### OBJECTIVE
Everything in the data should be repeated exactly, save for the images.

### EXCERPTED RECORDS

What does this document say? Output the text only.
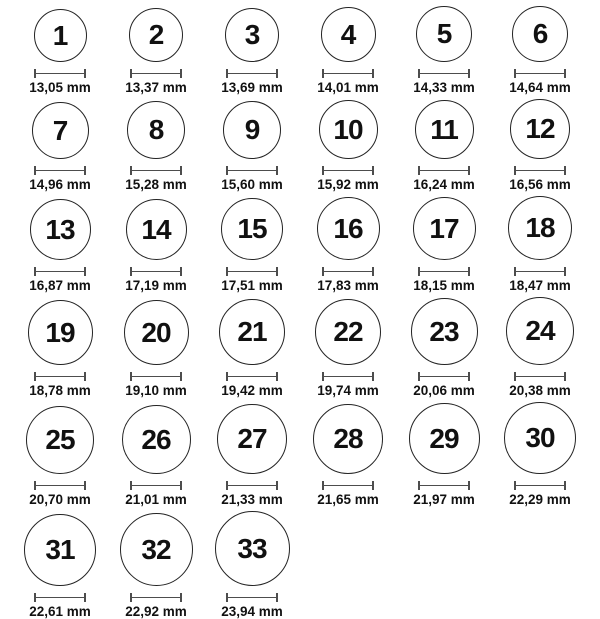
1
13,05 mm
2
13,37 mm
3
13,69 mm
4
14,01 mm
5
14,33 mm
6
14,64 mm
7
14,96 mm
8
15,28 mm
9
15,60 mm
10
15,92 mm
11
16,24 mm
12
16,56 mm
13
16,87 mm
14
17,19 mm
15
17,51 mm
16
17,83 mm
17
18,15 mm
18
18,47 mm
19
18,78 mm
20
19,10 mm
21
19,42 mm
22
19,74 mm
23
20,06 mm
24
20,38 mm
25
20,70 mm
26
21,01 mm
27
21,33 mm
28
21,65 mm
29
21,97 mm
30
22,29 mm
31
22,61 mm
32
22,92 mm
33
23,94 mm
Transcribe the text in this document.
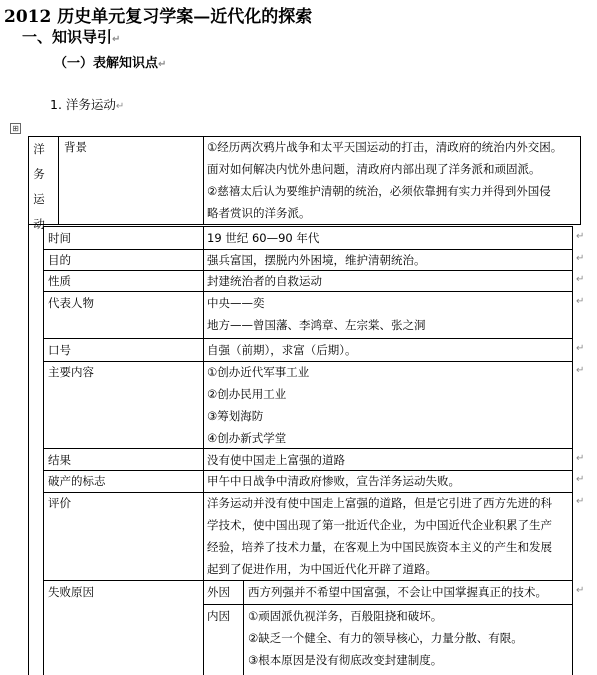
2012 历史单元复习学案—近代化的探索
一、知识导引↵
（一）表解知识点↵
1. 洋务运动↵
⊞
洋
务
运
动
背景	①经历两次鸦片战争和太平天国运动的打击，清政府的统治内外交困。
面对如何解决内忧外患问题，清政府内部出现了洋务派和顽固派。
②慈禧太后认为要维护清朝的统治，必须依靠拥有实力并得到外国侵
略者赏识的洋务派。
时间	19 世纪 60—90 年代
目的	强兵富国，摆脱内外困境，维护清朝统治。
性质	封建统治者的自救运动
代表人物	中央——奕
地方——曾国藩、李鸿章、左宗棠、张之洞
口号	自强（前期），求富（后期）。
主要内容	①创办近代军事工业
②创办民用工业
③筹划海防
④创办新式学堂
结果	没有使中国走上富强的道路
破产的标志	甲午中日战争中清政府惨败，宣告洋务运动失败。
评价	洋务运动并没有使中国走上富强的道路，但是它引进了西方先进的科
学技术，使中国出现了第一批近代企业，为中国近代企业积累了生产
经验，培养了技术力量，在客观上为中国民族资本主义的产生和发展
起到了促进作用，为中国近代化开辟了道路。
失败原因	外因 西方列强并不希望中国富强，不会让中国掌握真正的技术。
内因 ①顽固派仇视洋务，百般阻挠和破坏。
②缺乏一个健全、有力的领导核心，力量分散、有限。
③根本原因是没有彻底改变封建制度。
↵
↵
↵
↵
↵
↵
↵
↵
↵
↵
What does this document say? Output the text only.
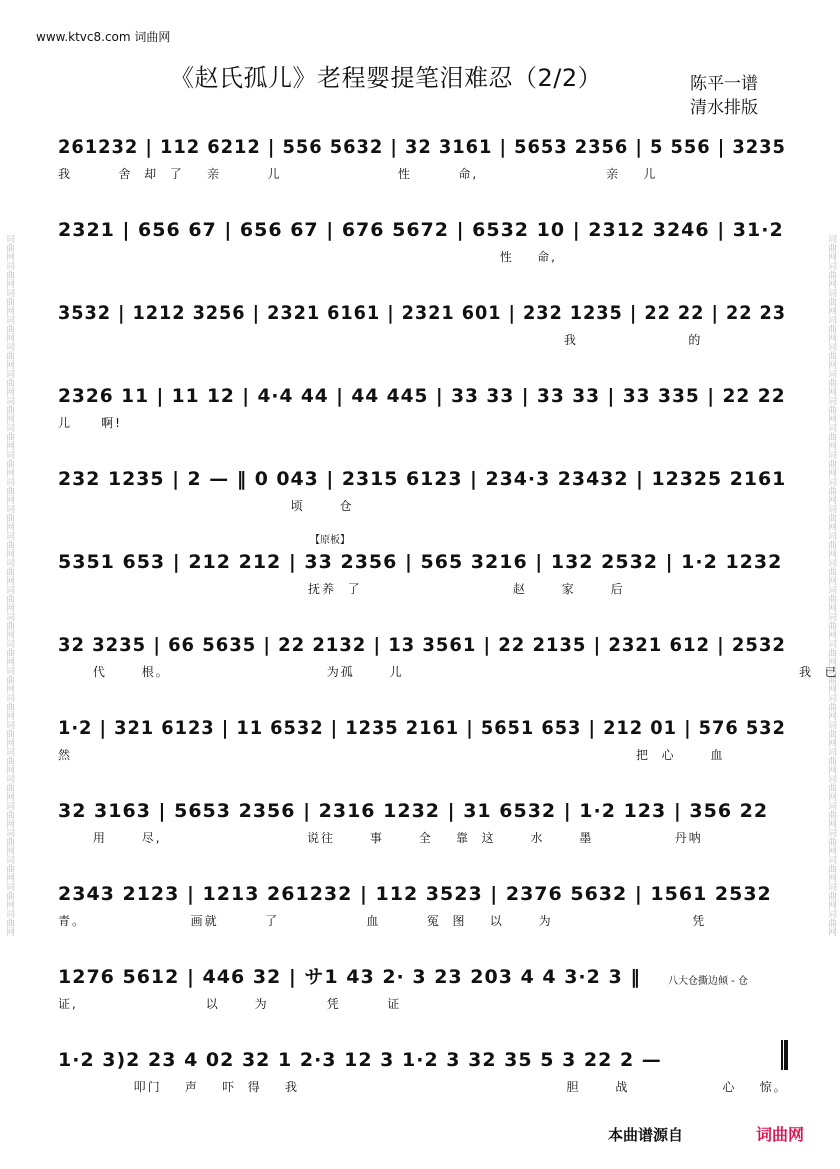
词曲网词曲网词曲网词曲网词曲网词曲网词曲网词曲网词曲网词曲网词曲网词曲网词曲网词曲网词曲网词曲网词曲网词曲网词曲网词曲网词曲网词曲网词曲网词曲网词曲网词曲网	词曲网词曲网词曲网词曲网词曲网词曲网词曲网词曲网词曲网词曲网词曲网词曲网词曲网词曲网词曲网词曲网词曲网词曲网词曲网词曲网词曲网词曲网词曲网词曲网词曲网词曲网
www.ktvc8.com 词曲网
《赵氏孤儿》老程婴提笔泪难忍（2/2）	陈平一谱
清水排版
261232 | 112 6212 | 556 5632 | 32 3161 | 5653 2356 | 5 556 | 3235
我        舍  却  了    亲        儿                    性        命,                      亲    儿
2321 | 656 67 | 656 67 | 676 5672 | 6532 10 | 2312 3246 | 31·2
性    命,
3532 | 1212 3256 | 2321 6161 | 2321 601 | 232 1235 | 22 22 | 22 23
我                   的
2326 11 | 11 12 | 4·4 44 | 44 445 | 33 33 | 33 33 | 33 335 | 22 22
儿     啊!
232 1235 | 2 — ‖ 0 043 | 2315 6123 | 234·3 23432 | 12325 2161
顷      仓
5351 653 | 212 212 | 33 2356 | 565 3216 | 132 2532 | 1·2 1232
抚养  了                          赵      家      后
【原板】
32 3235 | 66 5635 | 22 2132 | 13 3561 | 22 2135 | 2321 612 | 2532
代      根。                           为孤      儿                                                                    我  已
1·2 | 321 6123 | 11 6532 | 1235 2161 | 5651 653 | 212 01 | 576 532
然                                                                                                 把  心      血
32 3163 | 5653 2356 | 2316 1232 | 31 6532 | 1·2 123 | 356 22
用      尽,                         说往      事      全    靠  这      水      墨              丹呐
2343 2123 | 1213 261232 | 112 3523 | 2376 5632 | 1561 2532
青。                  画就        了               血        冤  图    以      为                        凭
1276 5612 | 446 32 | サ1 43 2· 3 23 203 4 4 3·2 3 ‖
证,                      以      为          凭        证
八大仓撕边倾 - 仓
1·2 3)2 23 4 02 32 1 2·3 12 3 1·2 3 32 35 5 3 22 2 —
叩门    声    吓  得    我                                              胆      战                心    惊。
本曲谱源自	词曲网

### TASK SOLUTION
What does this document say? Output the text only.
1
13,05 mm
2
13,37 mm
3
13,69 mm
4
14,01 mm
5
14,33 mm
6
14,64 mm
7
14,96 mm
8
15,28 mm
9
15,60 mm
10
15,92 mm
11
16,24 mm
12
16,56 mm
13
16,87 mm
14
17,19 mm
15
17,51 mm
16
17,83 mm
17
18,15 mm
18
18,47 mm
19
18,78 mm
20
19,10 mm
21
19,42 mm
22
19,74 mm
23
20,06 mm
24
20,38 mm
25
20,70 mm
26
21,01 mm
27
21,33 mm
28
21,65 mm
29
21,97 mm
30
22,29 mm
31
22,61 mm
32
22,92 mm
33
23,94 mm
Transcribe the text in this document.
2012 历史单元复习学案—近代化的探索
一、知识导引↵
（一）表解知识点↵
1. 洋务运动↵
⊞
洋
务
运
动
背景	①经历两次鸦片战争和太平天国运动的打击，清政府的统治内外交困。
面对如何解决内忧外患问题，清政府内部出现了洋务派和顽固派。
②慈禧太后认为要维护清朝的统治，必须依靠拥有实力并得到外国侵
略者赏识的洋务派。
时间	19 世纪 60—90 年代
目的	强兵富国，摆脱内外困境，维护清朝统治。
性质	封建统治者的自救运动
代表人物	中央——奕
地方——曾国藩、李鸿章、左宗棠、张之洞
口号	自强（前期），求富（后期）。
主要内容	①创办近代军事工业
②创办民用工业
③筹划海防
④创办新式学堂
结果	没有使中国走上富强的道路
破产的标志	甲午中日战争中清政府惨败，宣告洋务运动失败。
评价	洋务运动并没有使中国走上富强的道路，但是它引进了西方先进的科
学技术，使中国出现了第一批近代企业，为中国近代企业积累了生产
经验，培养了技术力量，在客观上为中国民族资本主义的产生和发展
起到了促进作用，为中国近代化开辟了道路。
失败原因	外因 西方列强并不希望中国富强，不会让中国掌握真正的技术。
内因 ①顽固派仇视洋务，百般阻挠和破坏。
②缺乏一个健全、有力的领导核心，力量分散、有限。
③根本原因是没有彻底改变封建制度。
↵
↵
↵
↵
↵
↵
↵
↵
↵
↵
What does this document say? Output the text only.
词曲网词曲网词曲网词曲网词曲网词曲网词曲网词曲网词曲网词曲网词曲网词曲网词曲网词曲网词曲网词曲网词曲网词曲网词曲网词曲网词曲网词曲网词曲网词曲网词曲网词曲网	词曲网词曲网词曲网词曲网词曲网词曲网词曲网词曲网词曲网词曲网词曲网词曲网词曲网词曲网词曲网词曲网词曲网词曲网词曲网词曲网词曲网词曲网词曲网词曲网词曲网词曲网
www.ktvc8.com 词曲网
《赵氏孤儿》老程婴提笔泪难忍（2/2）	陈平一谱
清水排版
261232 | 112 6212 | 556 5632 | 32 3161 | 5653 2356 | 5 556 | 3235
我        舍  却  了    亲        儿                    性        命,                      亲    儿
2321 | 656 67 | 656 67 | 676 5672 | 6532 10 | 2312 3246 | 31·2
性    命,
3532 | 1212 3256 | 2321 6161 | 2321 601 | 232 1235 | 22 22 | 22 23
我                   的
2326 11 | 11 12 | 4·4 44 | 44 445 | 33 33 | 33 33 | 33 335 | 22 22
儿     啊!
232 1235 | 2 — ‖ 0 043 | 2315 6123 | 234·3 23432 | 12325 2161
顷      仓
5351 653 | 212 212 | 33 2356 | 565 3216 | 132 2532 | 1·2 1232
抚养  了                          赵      家      后
【原板】
32 3235 | 66 5635 | 22 2132 | 13 3561 | 22 2135 | 2321 612 | 2532
代      根。                           为孤      儿                                                                    我  已
1·2 | 321 6123 | 11 6532 | 1235 2161 | 5651 653 | 212 01 | 576 532
然                                                                                                 把  心      血
32 3163 | 5653 2356 | 2316 1232 | 31 6532 | 1·2 123 | 356 22
用      尽,                         说往      事      全    靠  这      水      墨              丹呐
2343 2123 | 1213 261232 | 112 3523 | 2376 5632 | 1561 2532
青。                  画就        了               血        冤  图    以      为                        凭
1276 5612 | 446 32 | サ1 43 2· 3 23 203 4 4 3·2 3 ‖
证,                      以      为          凭        证
八大仓撕边倾 - 仓
1·2 3)2 23 4 02 32 1 2·3 12 3 1·2 3 32 35 5 3 22 2 —
叩门    声    吓  得    我                                              胆      战                心    惊。
本曲谱源自	词曲网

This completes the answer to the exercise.